WHAT TO WORK ON:
Draw out every line with the word "used" from the listing below.
[Begin LISTED ENTRIES]
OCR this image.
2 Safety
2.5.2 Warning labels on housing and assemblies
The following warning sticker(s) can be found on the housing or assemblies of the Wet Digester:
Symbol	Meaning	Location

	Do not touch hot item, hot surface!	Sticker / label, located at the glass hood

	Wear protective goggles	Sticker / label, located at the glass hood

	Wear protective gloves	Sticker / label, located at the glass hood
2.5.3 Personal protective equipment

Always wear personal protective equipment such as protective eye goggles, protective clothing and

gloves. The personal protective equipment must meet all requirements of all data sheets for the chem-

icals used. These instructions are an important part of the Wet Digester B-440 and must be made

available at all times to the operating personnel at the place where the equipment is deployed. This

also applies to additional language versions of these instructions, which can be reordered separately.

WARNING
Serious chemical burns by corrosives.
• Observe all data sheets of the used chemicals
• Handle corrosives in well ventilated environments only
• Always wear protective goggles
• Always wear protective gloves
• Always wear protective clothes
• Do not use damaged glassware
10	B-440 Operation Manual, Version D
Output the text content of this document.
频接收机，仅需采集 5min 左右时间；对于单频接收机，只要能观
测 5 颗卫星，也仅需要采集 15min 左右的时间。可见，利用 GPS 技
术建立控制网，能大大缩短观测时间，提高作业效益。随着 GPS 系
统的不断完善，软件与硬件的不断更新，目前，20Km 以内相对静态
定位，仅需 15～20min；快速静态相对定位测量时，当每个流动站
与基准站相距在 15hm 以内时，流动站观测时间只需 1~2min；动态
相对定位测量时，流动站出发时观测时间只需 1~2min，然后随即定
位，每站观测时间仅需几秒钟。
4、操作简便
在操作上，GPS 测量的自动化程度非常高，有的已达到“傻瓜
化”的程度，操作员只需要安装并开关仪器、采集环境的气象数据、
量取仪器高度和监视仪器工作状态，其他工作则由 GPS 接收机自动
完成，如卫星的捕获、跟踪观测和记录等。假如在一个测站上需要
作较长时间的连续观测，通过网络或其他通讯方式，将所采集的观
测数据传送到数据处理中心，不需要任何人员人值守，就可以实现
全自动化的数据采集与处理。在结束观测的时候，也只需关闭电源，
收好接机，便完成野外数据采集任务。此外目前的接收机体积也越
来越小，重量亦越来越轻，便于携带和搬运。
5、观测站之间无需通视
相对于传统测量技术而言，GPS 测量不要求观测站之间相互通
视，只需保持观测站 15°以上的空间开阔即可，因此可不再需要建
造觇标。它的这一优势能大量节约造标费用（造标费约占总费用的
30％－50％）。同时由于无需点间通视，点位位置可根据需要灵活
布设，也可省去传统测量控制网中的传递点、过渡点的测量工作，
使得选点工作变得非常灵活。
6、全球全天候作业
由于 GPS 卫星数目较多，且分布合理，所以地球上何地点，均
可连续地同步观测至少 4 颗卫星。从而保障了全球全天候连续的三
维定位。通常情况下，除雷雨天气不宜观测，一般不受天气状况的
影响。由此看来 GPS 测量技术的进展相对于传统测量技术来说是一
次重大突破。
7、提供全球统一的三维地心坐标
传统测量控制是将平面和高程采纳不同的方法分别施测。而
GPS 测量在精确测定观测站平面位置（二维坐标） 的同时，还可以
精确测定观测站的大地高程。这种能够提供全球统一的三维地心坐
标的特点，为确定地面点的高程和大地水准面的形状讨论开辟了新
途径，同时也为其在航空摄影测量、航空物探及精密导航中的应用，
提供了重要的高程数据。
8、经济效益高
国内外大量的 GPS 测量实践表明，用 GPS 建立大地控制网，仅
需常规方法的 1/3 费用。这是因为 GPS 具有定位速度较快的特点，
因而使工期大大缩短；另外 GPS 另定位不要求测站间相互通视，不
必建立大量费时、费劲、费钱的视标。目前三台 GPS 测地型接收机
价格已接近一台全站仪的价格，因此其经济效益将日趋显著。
[End LISTED ENTRIES]
TASK RESULT:
icals used. These instructions are an important part of the Wet Digester B-440 and must be made
• Observe all data sheets of the used chemicals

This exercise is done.